━━━━━ Supplied data
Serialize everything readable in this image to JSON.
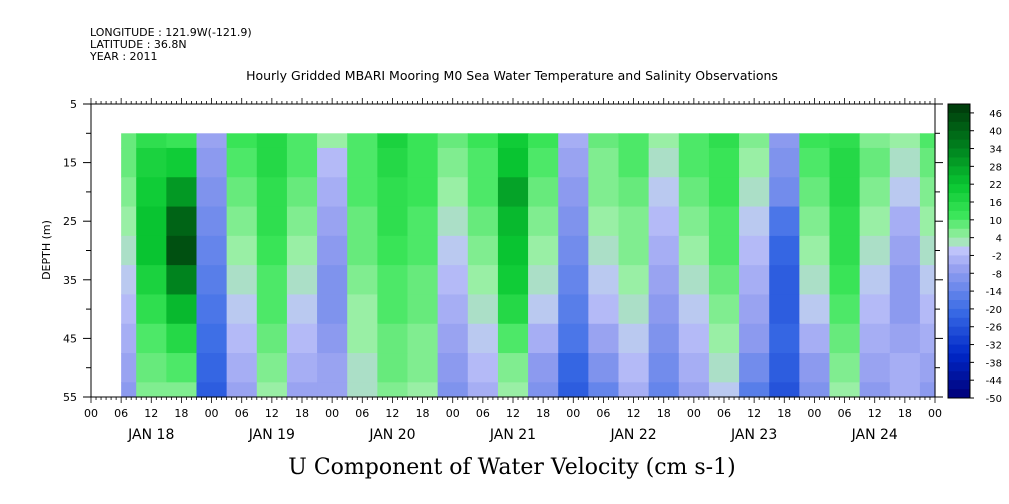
{
  "header": {
    "longitude": "LONGITUDE : 121.9W(-121.9)",
    "latitude": "LATITUDE : 36.8N",
    "year": "YEAR : 2011"
  },
  "chart_data": {
    "type": "heatmap",
    "title": "Hourly Gridded MBARI Mooring M0 Sea Water Temperature and Salinity Observations",
    "xlabel": "U Component of Water Velocity (cm s-1)",
    "ylabel": "DEPTH (m)",
    "x_hour_ticks": [
      "00",
      "06",
      "12",
      "18",
      "00",
      "06",
      "12",
      "18",
      "00",
      "06",
      "12",
      "18",
      "00",
      "06",
      "12",
      "18",
      "00",
      "06",
      "12",
      "18",
      "00",
      "06",
      "12",
      "18",
      "00",
      "06",
      "12",
      "18",
      "00"
    ],
    "x_day_labels": [
      "JAN 18",
      "JAN 19",
      "JAN 20",
      "JAN 21",
      "JAN 22",
      "JAN 23",
      "JAN 24"
    ],
    "y_ticks": [
      5,
      15,
      25,
      35,
      45,
      55
    ],
    "ylim": [
      55,
      5
    ],
    "y_inverted": true,
    "data_depth_range": [
      10,
      55
    ],
    "data_time_range_hours": [
      6,
      168
    ],
    "colorbar": {
      "labels": [
        "46",
        "40",
        "34",
        "28",
        "22",
        "16",
        "10",
        "4",
        "-2",
        "-8",
        "-14",
        "-20",
        "-26",
        "-32",
        "-38",
        "-44",
        "-50"
      ],
      "range": [
        -50,
        49
      ],
      "step": 3
    },
    "depth_rows": [
      10,
      15,
      20,
      25,
      30,
      35,
      40,
      45,
      50,
      55
    ],
    "time_hours": [
      6,
      12,
      18,
      24,
      30,
      36,
      42,
      48,
      54,
      60,
      66,
      72,
      78,
      84,
      90,
      96,
      102,
      108,
      114,
      120,
      126,
      132,
      138,
      144,
      150,
      156,
      162,
      168
    ],
    "values": [
      [
        8,
        14,
        12,
        -6,
        12,
        16,
        10,
        4,
        10,
        18,
        12,
        8,
        12,
        20,
        12,
        -4,
        8,
        10,
        4,
        10,
        14,
        6,
        -8,
        12,
        14,
        6,
        4,
        10
      ],
      [
        8,
        18,
        20,
        -8,
        10,
        16,
        10,
        -2,
        10,
        16,
        12,
        6,
        10,
        22,
        10,
        -6,
        6,
        10,
        2,
        10,
        12,
        4,
        -10,
        10,
        16,
        8,
        2,
        8
      ],
      [
        6,
        20,
        30,
        -10,
        8,
        14,
        8,
        -4,
        10,
        14,
        12,
        4,
        10,
        28,
        8,
        -8,
        6,
        8,
        0,
        8,
        12,
        2,
        -12,
        8,
        16,
        6,
        0,
        6
      ],
      [
        4,
        22,
        40,
        -12,
        6,
        14,
        6,
        -6,
        8,
        14,
        10,
        2,
        8,
        24,
        6,
        -10,
        4,
        6,
        -2,
        6,
        10,
        0,
        -18,
        6,
        14,
        4,
        -4,
        4
      ],
      [
        2,
        22,
        44,
        -14,
        4,
        12,
        4,
        -8,
        8,
        12,
        10,
        0,
        6,
        22,
        4,
        -12,
        2,
        6,
        -4,
        4,
        10,
        -2,
        -22,
        4,
        14,
        2,
        -6,
        2
      ],
      [
        0,
        18,
        34,
        -16,
        2,
        10,
        2,
        -10,
        6,
        10,
        8,
        -2,
        4,
        20,
        2,
        -14,
        0,
        4,
        -6,
        2,
        8,
        -4,
        -24,
        2,
        12,
        0,
        -8,
        0
      ],
      [
        -2,
        14,
        24,
        -18,
        0,
        10,
        0,
        -10,
        4,
        10,
        8,
        -4,
        2,
        16,
        0,
        -16,
        -2,
        2,
        -8,
        0,
        6,
        -6,
        -24,
        0,
        10,
        -2,
        -8,
        -2
      ],
      [
        -4,
        10,
        16,
        -20,
        -2,
        8,
        -2,
        -8,
        4,
        8,
        6,
        -6,
        0,
        10,
        -4,
        -18,
        -6,
        0,
        -10,
        -2,
        4,
        -8,
        -22,
        -4,
        8,
        -4,
        -6,
        -4
      ],
      [
        -6,
        8,
        10,
        -22,
        -4,
        6,
        -4,
        -6,
        2,
        8,
        6,
        -8,
        -2,
        6,
        -8,
        -22,
        -10,
        -2,
        -12,
        -4,
        2,
        -12,
        -24,
        -8,
        6,
        -6,
        -4,
        -6
      ],
      [
        -8,
        6,
        6,
        -24,
        -6,
        4,
        -6,
        -6,
        2,
        6,
        4,
        -10,
        -4,
        4,
        -10,
        -24,
        -14,
        -4,
        -14,
        -6,
        0,
        -16,
        -26,
        -10,
        4,
        -8,
        -4,
        -8
      ]
    ]
  }
}
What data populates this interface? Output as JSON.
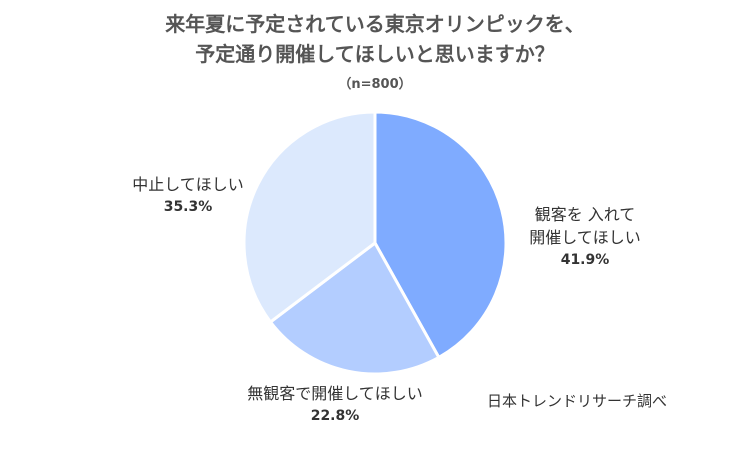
{
  "chart_data": {
    "type": "pie",
    "title_lines": [
      "来年夏に予定されている東京オリンピックを、",
      "予定通り開催してほしいと思いますか？"
    ],
    "subtitle": "（n=800）",
    "slices": [
      {
        "label_lines": [
          "観客を 入れて",
          "開催してほしい"
        ],
        "percent_label": "41.9%",
        "value": 41.9,
        "color": "#7fabff"
      },
      {
        "label_lines": [
          "無観客で開催してほしい"
        ],
        "percent_label": "22.8%",
        "value": 22.8,
        "color": "#b3cdff"
      },
      {
        "label_lines": [
          "中止してほしい"
        ],
        "percent_label": "35.3%",
        "value": 35.3,
        "color": "#dce9fd"
      }
    ],
    "legend": "none",
    "source": "日本トレンドリサーチ調べ"
  }
}
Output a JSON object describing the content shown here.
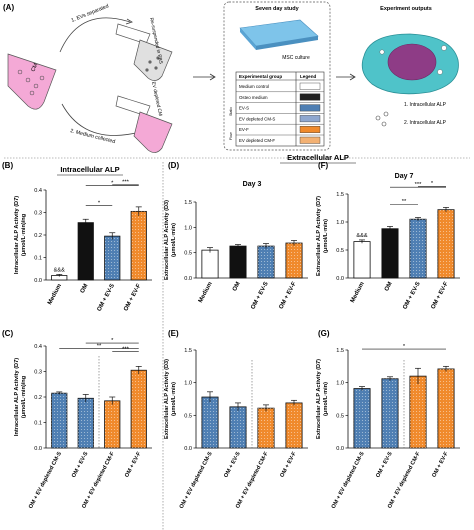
{
  "schematic": {
    "panel_label": "(A)",
    "arrow1": "1. EVs separated",
    "arrow2": "2. Medium collected",
    "resuspend": "Re-suspended in PBS",
    "cm": "CM",
    "ev_depleted_cm": "EV depleted CM",
    "study_title": "Seven day study",
    "msc_culture": "MSC culture",
    "table_header_group": "Experimental group",
    "table_header_legend": "Legend",
    "groups": [
      {
        "label": "Medium control",
        "color": "#ffffff"
      },
      {
        "label": "Osteo medium",
        "color": "#222222"
      },
      {
        "label": "EV-S",
        "color": "#4f7fb3"
      },
      {
        "label": "EV depleted CM-S",
        "color": "#8fa7cf"
      },
      {
        "label": "EV-F",
        "color": "#f08a2c"
      },
      {
        "label": "EV depleted CM-F",
        "color": "#f3b173"
      }
    ],
    "side_label_static": "Static",
    "side_label_flow": "Flow",
    "outputs_title": "Experiment outputs",
    "output1": "1. Intracellular ALP",
    "output2": "2. Intracellular ALP"
  },
  "section_intracellular": "Intracellular ALP",
  "section_extracellular": "Extracellular ALP",
  "chart_data": [
    {
      "id": "B",
      "panel_label": "(B)",
      "type": "bar",
      "ylabel": "Intracellular ALP Activity (D7)\n(μmol/L·min)/ng",
      "categories": [
        "Medium",
        "OM",
        "OM + EV-S",
        "OM + EV-F"
      ],
      "values": [
        0.02,
        0.255,
        0.195,
        0.305
      ],
      "errors": [
        0.005,
        0.015,
        0.015,
        0.02
      ],
      "colors": [
        "#ffffff",
        "#111111",
        "#4f7fb3",
        "#f08a2c"
      ],
      "ylim": [
        0,
        0.4
      ],
      "yticks": [
        0.0,
        0.1,
        0.2,
        0.3,
        0.4
      ],
      "significance": [
        {
          "text": "&&&",
          "category_index": 0
        },
        {
          "text": "*",
          "from": 1,
          "to": 2
        },
        {
          "text": "*",
          "from": 1,
          "to": 3
        },
        {
          "text": "***",
          "from": 2,
          "to": 3
        }
      ]
    },
    {
      "id": "D",
      "panel_label": "(D)",
      "type": "bar",
      "title": "Day 3",
      "ylabel": "Extracellular ALP Activity (D3)\n(μmol/L·min)",
      "categories": [
        "Medium",
        "OM",
        "OM + EV-S",
        "OM + EV-F"
      ],
      "values": [
        0.55,
        0.63,
        0.63,
        0.69
      ],
      "errors": [
        0.05,
        0.03,
        0.05,
        0.05
      ],
      "colors": [
        "#ffffff",
        "#111111",
        "#4f7fb3",
        "#f08a2c"
      ],
      "ylim": [
        0,
        1.5
      ],
      "yticks": [
        0.0,
        0.5,
        1.0,
        1.5
      ]
    },
    {
      "id": "F",
      "panel_label": "(F)",
      "type": "bar",
      "title": "Day 7",
      "ylabel": "Extracellular ALP Activity (D7)\n(μmol/L·min)",
      "categories": [
        "Medium",
        "OM",
        "OM + EV-S",
        "OM + EV-F"
      ],
      "values": [
        0.65,
        0.88,
        1.05,
        1.22
      ],
      "errors": [
        0.03,
        0.04,
        0.03,
        0.04
      ],
      "colors": [
        "#ffffff",
        "#111111",
        "#4f7fb3",
        "#f08a2c"
      ],
      "ylim": [
        0,
        1.5
      ],
      "yticks": [
        0.0,
        0.5,
        1.0,
        1.5
      ],
      "significance": [
        {
          "text": "&&&",
          "category_index": 0
        },
        {
          "text": "**",
          "from": 1,
          "to": 2
        },
        {
          "text": "***",
          "from": 1,
          "to": 3
        },
        {
          "text": "*",
          "from": 2,
          "to": 3
        }
      ]
    },
    {
      "id": "C",
      "panel_label": "(C)",
      "type": "bar",
      "ylabel": "Intracellular ALP Activity (D7)\n(μmol/L·min)/ng",
      "categories": [
        "OM + EV depleted CM-S",
        "OM + EV-S",
        "OM + EV depleted CM-F",
        "OM + EV-F"
      ],
      "values": [
        0.215,
        0.195,
        0.185,
        0.305
      ],
      "errors": [
        0.005,
        0.015,
        0.015,
        0.015
      ],
      "colors": [
        "#4f7fb3",
        "#4f7fb3",
        "#f08a2c",
        "#f08a2c"
      ],
      "ylim": [
        0,
        0.4
      ],
      "yticks": [
        0.0,
        0.1,
        0.2,
        0.3,
        0.4
      ],
      "significance": [
        {
          "text": "**",
          "from": 0,
          "to": 3
        },
        {
          "text": "***",
          "from": 2,
          "to": 3
        },
        {
          "text": "*",
          "from": 1,
          "to": 3
        }
      ]
    },
    {
      "id": "E",
      "panel_label": "(E)",
      "type": "bar",
      "ylabel": "Extracellular ALP Activity (D3)\n(μmol/L·min)",
      "categories": [
        "OM + EV depleted CM-S",
        "OM + EV-S",
        "OM + EV depleted CM-F",
        "OM + EV-F"
      ],
      "values": [
        0.78,
        0.63,
        0.61,
        0.69
      ],
      "errors": [
        0.08,
        0.06,
        0.05,
        0.04
      ],
      "colors": [
        "#4f7fb3",
        "#4f7fb3",
        "#f08a2c",
        "#f08a2c"
      ],
      "ylim": [
        0,
        1.5
      ],
      "yticks": [
        0.0,
        0.5,
        1.0,
        1.5
      ]
    },
    {
      "id": "G",
      "panel_label": "(G)",
      "type": "bar",
      "ylabel": "Extracellular ALP Activity (D7)\n(μmol/L·min)",
      "categories": [
        "OM + EV depleted CM-S",
        "OM + EV-S",
        "OM + EV depleted CM-F",
        "OM + EV-F"
      ],
      "values": [
        0.91,
        1.06,
        1.1,
        1.21
      ],
      "errors": [
        0.03,
        0.03,
        0.12,
        0.04
      ],
      "colors": [
        "#4f7fb3",
        "#4f7fb3",
        "#f08a2c",
        "#f08a2c"
      ],
      "ylim": [
        0,
        1.5
      ],
      "yticks": [
        0.0,
        0.5,
        1.0,
        1.5
      ],
      "significance": [
        {
          "text": "*",
          "from": 0,
          "to": 3
        }
      ]
    }
  ]
}
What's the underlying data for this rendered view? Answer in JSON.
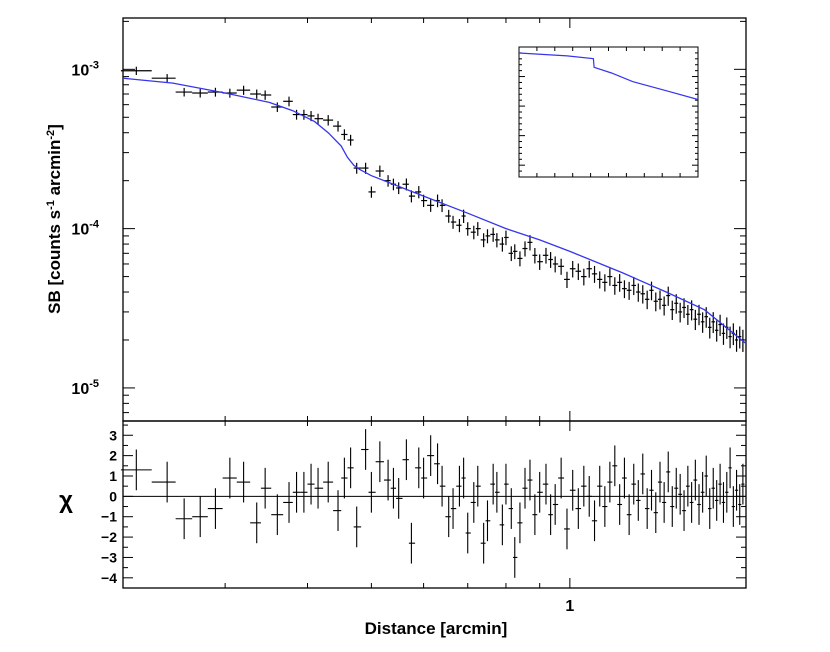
{
  "chart_data": [
    {
      "type": "scatter",
      "panel": "surface-brightness",
      "xscale": "log",
      "yscale": "log",
      "xlim": [
        0.21,
        1.85
      ],
      "ylim": [
        6.2e-06,
        0.0021
      ],
      "ylabel_main": "SB [counts s",
      "ylabel_sup1": "-1",
      "ylabel_mid": " arcmin",
      "ylabel_sup2": "-2",
      "ylabel_end": "]",
      "ytick_labels": [
        {
          "base": "10",
          "exp": "-3",
          "value": 0.001
        },
        {
          "base": "10",
          "exp": "-4",
          "value": 0.0001
        },
        {
          "base": "10",
          "exp": "-5",
          "value": 1e-05
        }
      ],
      "data_color": "#000000",
      "model_color": "#3535ee",
      "series": [
        {
          "kind": "data",
          "x": [
            0.22,
            0.245,
            0.26,
            0.275,
            0.29,
            0.305,
            0.32,
            0.335,
            0.345,
            0.36,
            0.375,
            0.385,
            0.395,
            0.405,
            0.415,
            0.43,
            0.445,
            0.455,
            0.465,
            0.475,
            0.49,
            0.5,
            0.515,
            0.53,
            0.54,
            0.55,
            0.565,
            0.575,
            0.59,
            0.6,
            0.615,
            0.63,
            0.64,
            0.655,
            0.665,
            0.68,
            0.69,
            0.7,
            0.715,
            0.725,
            0.74,
            0.75,
            0.765,
            0.775,
            0.79,
            0.8,
            0.815,
            0.825,
            0.84,
            0.855,
            0.87,
            0.885,
            0.9,
            0.92,
            0.935,
            0.95,
            0.97,
            0.99,
            1.01,
            1.03,
            1.05,
            1.07,
            1.09,
            1.11,
            1.13,
            1.15,
            1.17,
            1.19,
            1.21,
            1.23,
            1.25,
            1.27,
            1.29,
            1.31,
            1.33,
            1.35,
            1.37,
            1.39,
            1.41,
            1.43,
            1.45,
            1.47,
            1.49,
            1.51,
            1.53,
            1.55,
            1.57,
            1.59,
            1.61,
            1.63,
            1.65,
            1.67,
            1.69,
            1.71,
            1.73,
            1.75,
            1.77,
            1.79,
            1.81,
            1.83
          ],
          "y": [
            0.00098,
            0.00088,
            0.00072,
            0.00071,
            0.00072,
            0.00071,
            0.00074,
            0.0007,
            0.00069,
            0.00058,
            0.00063,
            0.00052,
            0.00052,
            0.00051,
            0.00049,
            0.00048,
            0.00044,
            0.00039,
            0.00036,
            0.00024,
            0.00024,
            0.00017,
            0.00023,
            0.0002,
            0.00019,
            0.00018,
            0.00019,
            0.00016,
            0.00017,
            0.00015,
            0.00014,
            0.00015,
            0.00014,
            0.00012,
            0.00011,
            0.000105,
            0.00012,
            0.0001,
            9.5e-05,
            0.0001,
            8.5e-05,
            9e-05,
            9.2e-05,
            8.5e-05,
            8e-05,
            8.8e-05,
            7e-05,
            7.2e-05,
            6.5e-05,
            7.5e-05,
            8.2e-05,
            6.8e-05,
            6.2e-05,
            6.8e-05,
            6.4e-05,
            6e-05,
            5.8e-05,
            4.8e-05,
            5.6e-05,
            5.4e-05,
            5e-05,
            5.6e-05,
            5.2e-05,
            4.8e-05,
            4.6e-05,
            5e-05,
            4.4e-05,
            4.6e-05,
            4.2e-05,
            4.1e-05,
            4.4e-05,
            4e-05,
            3.9e-05,
            3.6e-05,
            4.1e-05,
            3.5e-05,
            3.6e-05,
            3.3e-05,
            3.8e-05,
            3.1e-05,
            3.4e-05,
            3e-05,
            3.2e-05,
            2.9e-05,
            3.1e-05,
            2.7e-05,
            2.9e-05,
            2.6e-05,
            2.8e-05,
            2.4e-05,
            2.6e-05,
            2.3e-05,
            2.5e-05,
            2.2e-05,
            2.4e-05,
            2.1e-05,
            2.2e-05,
            2e-05,
            2.1e-05,
            2e-05
          ]
        },
        {
          "kind": "model",
          "x": [
            0.21,
            0.25,
            0.3,
            0.35,
            0.38,
            0.41,
            0.43,
            0.45,
            0.46,
            0.47,
            0.48,
            0.5,
            0.6,
            0.7,
            0.8,
            0.9,
            1.0,
            1.2,
            1.4,
            1.6,
            1.85
          ],
          "y": [
            0.00088,
            0.00082,
            0.00071,
            0.00062,
            0.00055,
            0.00047,
            0.0004,
            0.00033,
            0.00028,
            0.00025,
            0.000235,
            0.000215,
            0.00016,
            0.000125,
            0.0001,
            8.5e-05,
            7.2e-05,
            5.3e-05,
            4e-05,
            3.1e-05,
            1.9e-05
          ]
        }
      ]
    },
    {
      "type": "scatter",
      "panel": "residuals",
      "xscale": "log",
      "xlim": [
        0.21,
        1.85
      ],
      "ylim": [
        -4.5,
        3.7
      ],
      "xlabel": "Distance [arcmin]",
      "ylabel": "χ",
      "xtick_labels": [
        {
          "label": "1",
          "value": 1.0
        }
      ],
      "ytick_labels": [
        "3",
        "2",
        "1",
        "0",
        "−1",
        "−2",
        "−3",
        "−4"
      ],
      "ytick_values": [
        3,
        2,
        1,
        0,
        -1,
        -2,
        -3,
        -4
      ],
      "zero_line": 0,
      "series": [
        {
          "kind": "residual",
          "x": [
            0.22,
            0.245,
            0.26,
            0.275,
            0.29,
            0.305,
            0.32,
            0.335,
            0.345,
            0.36,
            0.375,
            0.385,
            0.395,
            0.405,
            0.415,
            0.43,
            0.445,
            0.455,
            0.465,
            0.475,
            0.49,
            0.5,
            0.515,
            0.53,
            0.54,
            0.55,
            0.565,
            0.575,
            0.59,
            0.6,
            0.615,
            0.63,
            0.64,
            0.655,
            0.665,
            0.68,
            0.69,
            0.7,
            0.715,
            0.725,
            0.74,
            0.75,
            0.765,
            0.775,
            0.79,
            0.8,
            0.815,
            0.825,
            0.84,
            0.855,
            0.87,
            0.885,
            0.9,
            0.92,
            0.935,
            0.95,
            0.97,
            0.99,
            1.01,
            1.03,
            1.05,
            1.07,
            1.09,
            1.11,
            1.13,
            1.15,
            1.17,
            1.19,
            1.21,
            1.23,
            1.25,
            1.27,
            1.29,
            1.31,
            1.33,
            1.35,
            1.37,
            1.39,
            1.41,
            1.43,
            1.45,
            1.47,
            1.49,
            1.51,
            1.53,
            1.55,
            1.57,
            1.59,
            1.61,
            1.63,
            1.65,
            1.67,
            1.69,
            1.71,
            1.73,
            1.75,
            1.77,
            1.79,
            1.81,
            1.83
          ],
          "y": [
            1.3,
            0.7,
            -1.1,
            -1.0,
            -0.6,
            0.9,
            0.7,
            -1.3,
            0.4,
            -0.9,
            -0.3,
            0.2,
            0.2,
            0.6,
            0.4,
            0.7,
            -0.7,
            0.9,
            1.4,
            -1.5,
            2.3,
            0.2,
            1.7,
            0.8,
            0.4,
            -0.1,
            1.8,
            -2.3,
            1.4,
            0.9,
            2.0,
            1.6,
            0.5,
            -1.0,
            -0.6,
            0.5,
            0.9,
            -1.8,
            -0.3,
            0.5,
            -2.3,
            -1.2,
            0.6,
            0.2,
            -1.4,
            0.6,
            -0.6,
            -3.0,
            -1.3,
            0.4,
            0.8,
            -0.9,
            0.2,
            0.6,
            -0.9,
            -0.4,
            0.9,
            -1.6,
            0.3,
            -0.6,
            0.5,
            0.0,
            -1.2,
            0.5,
            -0.5,
            0.7,
            1.5,
            -0.4,
            0.9,
            -0.9,
            0.6,
            -0.2,
            1.1,
            -0.6,
            0.3,
            -0.8,
            0.7,
            -0.3,
            1.2,
            -0.5,
            0.4,
            0.1,
            -0.7,
            0.5,
            -0.3,
            0.8,
            -0.4,
            0.2,
            1.0,
            -0.6,
            0.4,
            -0.2,
            0.6,
            -0.3,
            0.2,
            1.4,
            -0.5,
            0.3,
            -0.4,
            0.6
          ]
        }
      ]
    },
    {
      "type": "line",
      "panel": "inset",
      "xscale": "log",
      "yscale": "log",
      "model_color": "#3535ee",
      "series": [
        {
          "kind": "inset-profile",
          "x": [
            0.3,
            0.5,
            0.66,
            0.665,
            0.8,
            1.0,
            1.4,
            2.0
          ],
          "y": [
            1.0,
            0.96,
            0.92,
            0.8,
            0.72,
            0.6,
            0.48,
            0.35
          ]
        }
      ]
    }
  ]
}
━━━━━━━━━━
### Written instruction
Return only those lines of the records that contain the string "this".

### The completed task
Serialize everything readable in this image to JSON.
What data populates this interface? Output as JSON.
What's the underlying data for this rendered view? Answer in JSON.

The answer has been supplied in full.